• EXERCISE BRIEF: Starting at the first line of the entries below and ending at the line that contains "staticText: Software update <box>34", give back every line word for word, with both ends included. Leave the pictures out of your answer.

+++

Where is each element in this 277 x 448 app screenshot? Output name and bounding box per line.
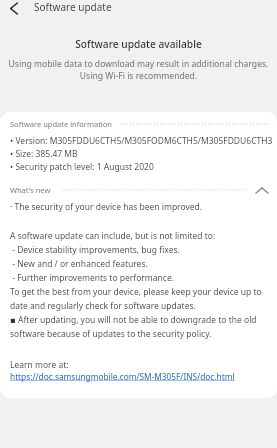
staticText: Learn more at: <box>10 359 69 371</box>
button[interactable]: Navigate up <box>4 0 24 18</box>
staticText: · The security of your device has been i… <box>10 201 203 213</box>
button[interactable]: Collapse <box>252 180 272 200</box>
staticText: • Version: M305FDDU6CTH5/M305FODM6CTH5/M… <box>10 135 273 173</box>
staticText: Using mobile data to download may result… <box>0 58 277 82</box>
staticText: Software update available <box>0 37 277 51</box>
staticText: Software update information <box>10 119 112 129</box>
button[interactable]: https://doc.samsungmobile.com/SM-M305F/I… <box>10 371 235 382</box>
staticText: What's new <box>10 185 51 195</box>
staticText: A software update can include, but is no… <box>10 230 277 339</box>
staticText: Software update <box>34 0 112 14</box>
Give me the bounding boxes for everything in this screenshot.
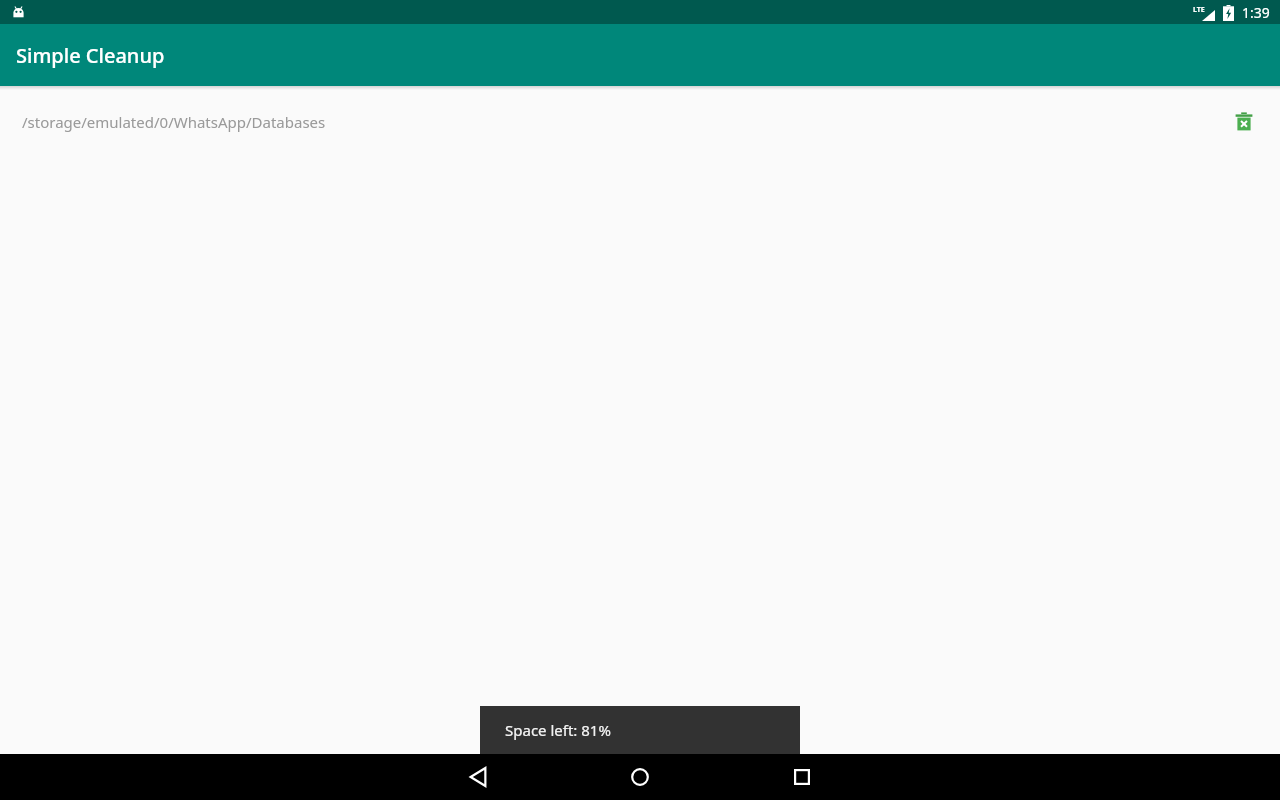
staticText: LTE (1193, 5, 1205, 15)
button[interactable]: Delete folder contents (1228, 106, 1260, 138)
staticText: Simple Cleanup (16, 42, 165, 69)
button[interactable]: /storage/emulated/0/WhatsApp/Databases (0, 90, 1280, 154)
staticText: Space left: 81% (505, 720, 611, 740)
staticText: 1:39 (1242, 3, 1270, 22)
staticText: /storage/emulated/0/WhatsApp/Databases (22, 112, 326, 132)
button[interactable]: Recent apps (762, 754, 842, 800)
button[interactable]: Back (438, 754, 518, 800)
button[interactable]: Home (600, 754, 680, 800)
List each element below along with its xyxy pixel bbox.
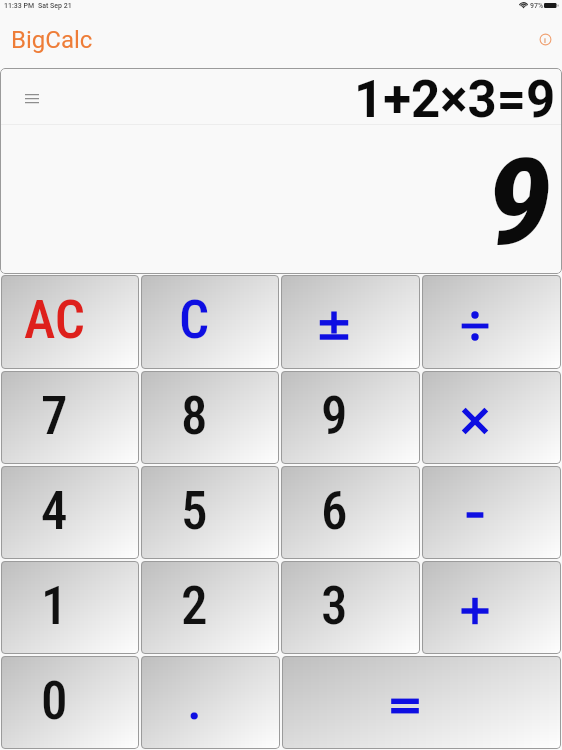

+++

• ANSWER TO THE EXERCISE:
Where is each element in this 277 x 448 app screenshot? Output name and bounding box per line.
staticText: Learn more at: <box>10 359 69 371</box>
button[interactable]: Navigate up <box>4 0 24 18</box>
staticText: · The security of your device has been i… <box>10 201 203 213</box>
button[interactable]: Collapse <box>252 180 272 200</box>
staticText: • Version: M305FDDU6CTH5/M305FODM6CTH5/M… <box>10 135 273 173</box>
staticText: Using mobile data to download may result… <box>0 58 277 82</box>
staticText: Software update available <box>0 37 277 51</box>
staticText: Software update information <box>10 119 112 129</box>
button[interactable]: https://doc.samsungmobile.com/SM-M305F/I… <box>10 371 235 382</box>
staticText: What's new <box>10 185 51 195</box>
staticText: A software update can include, but is no… <box>10 230 277 339</box>
staticText: Software update <box>34 0 112 14</box>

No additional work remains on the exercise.